Exercise: Keep only the lines of the listing that include the word "Spengler", and copy them.

## start

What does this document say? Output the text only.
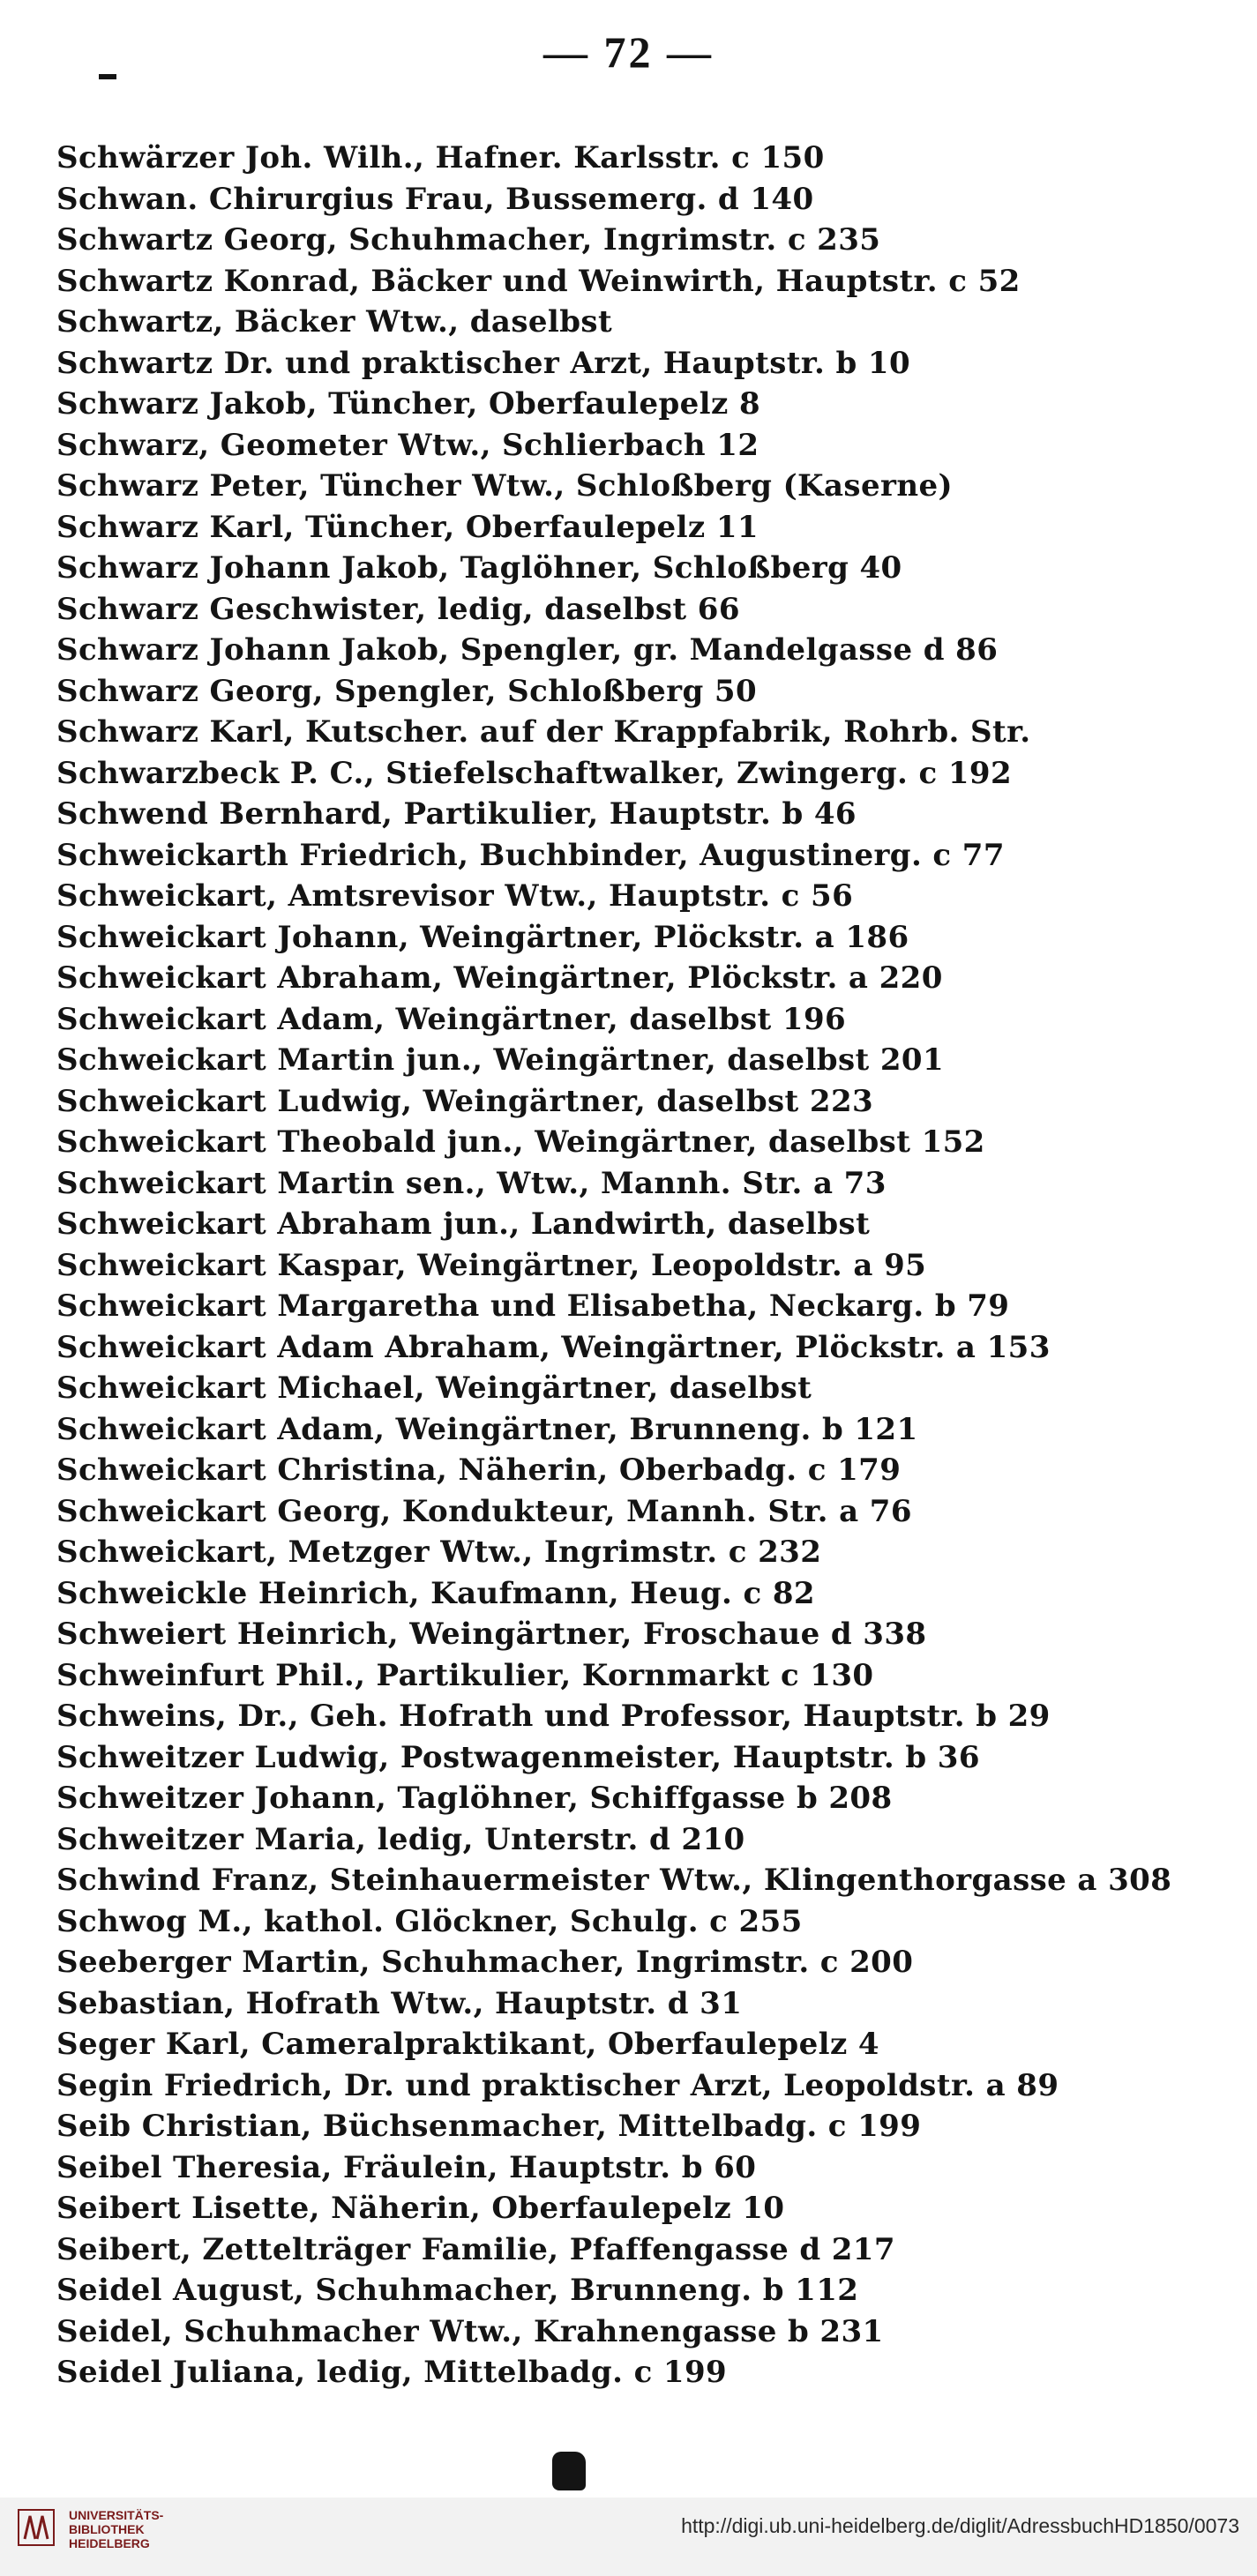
— 72 —
Schwärzer Joh. Wilh., Hafner. Karlsstr. c 150
Schwan. Chirurgius Frau, Bussemerg. d 140
Schwartz Georg, Schuhmacher, Ingrimstr. c 235
Schwartz Konrad, Bäcker und Weinwirth, Hauptstr. c 52
Schwartz, Bäcker Wtw., daselbst
Schwartz Dr. und praktischer Arzt, Hauptstr. b 10
Schwarz Jakob, Tüncher, Oberfaulepelz 8
Schwarz, Geometer Wtw., Schlierbach 12
Schwarz Peter, Tüncher Wtw., Schloßberg (Kaserne)
Schwarz Karl, Tüncher, Oberfaulepelz 11
Schwarz Johann Jakob, Taglöhner, Schloßberg 40
Schwarz Geschwister, ledig, daselbst 66
Schwarz Johann Jakob, Spengler, gr. Mandelgasse d 86
Schwarz Georg, Spengler, Schloßberg 50
Schwarz Karl, Kutscher. auf der Krappfabrik, Rohrb. Str.
Schwarzbeck P. C., Stiefelschaftwalker, Zwingerg. c 192
Schwend Bernhard, Partikulier, Hauptstr. b 46
Schweickarth Friedrich, Buchbinder, Augustinerg. c 77
Schweickart, Amtsrevisor Wtw., Hauptstr. c 56
Schweickart Johann, Weingärtner, Plöckstr. a 186
Schweickart Abraham, Weingärtner, Plöckstr. a 220
Schweickart Adam, Weingärtner, daselbst 196
Schweickart Martin jun., Weingärtner, daselbst 201
Schweickart Ludwig, Weingärtner, daselbst 223
Schweickart Theobald jun., Weingärtner, daselbst 152
Schweickart Martin sen., Wtw., Mannh. Str. a 73
Schweickart Abraham jun., Landwirth, daselbst
Schweickart Kaspar, Weingärtner, Leopoldstr. a 95
Schweickart Margaretha und Elisabetha, Neckarg. b 79
Schweickart Adam Abraham, Weingärtner, Plöckstr. a 153
Schweickart Michael, Weingärtner, daselbst
Schweickart Adam, Weingärtner, Brunneng. b 121
Schweickart Christina, Näherin, Oberbadg. c 179
Schweickart Georg, Kondukteur, Mannh. Str. a 76
Schweickart, Metzger Wtw., Ingrimstr. c 232
Schweickle Heinrich, Kaufmann, Heug. c 82
Schweiert Heinrich, Weingärtner, Froschaue d 338
Schweinfurt Phil., Partikulier, Kornmarkt c 130
Schweins, Dr., Geh. Hofrath und Professor, Hauptstr. b 29
Schweitzer Ludwig, Postwagenmeister, Hauptstr. b 36
Schweitzer Johann, Taglöhner, Schiffgasse b 208
Schweitzer Maria, ledig, Unterstr. d 210
Schwind Franz, Steinhauermeister Wtw., Klingenthorgasse a 308
Schwog M., kathol. Glöckner, Schulg. c 255
Seeberger Martin, Schuhmacher, Ingrimstr. c 200
Sebastian, Hofrath Wtw., Hauptstr. d 31
Seger Karl, Cameralpraktikant, Oberfaulepelz 4
Segin Friedrich, Dr. und praktischer Arzt, Leopoldstr. a 89
Seib Christian, Büchsenmacher, Mittelbadg. c 199
Seibel Theresia, Fräulein, Hauptstr. b 60
Seibert Lisette, Näherin, Oberfaulepelz 10
Seibert, Zettelträger Familie, Pfaffengasse d 217
Seidel August, Schuhmacher, Brunneng. b 112
Seidel, Schuhmacher Wtw., Krahnengasse b 231
Seidel Juliana, ledig, Mittelbadg. c 199
UNIVERSITÄTS-
BIBLIOTHEK
HEIDELBERG
http://digi.ub.uni-heidelberg.de/diglit/AdressbuchHD1850/0073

## end

Complete output:
Schwarz Johann Jakob, Spengler, gr. Mandelgasse d 86
Schwarz Georg, Spengler, Schloßberg 50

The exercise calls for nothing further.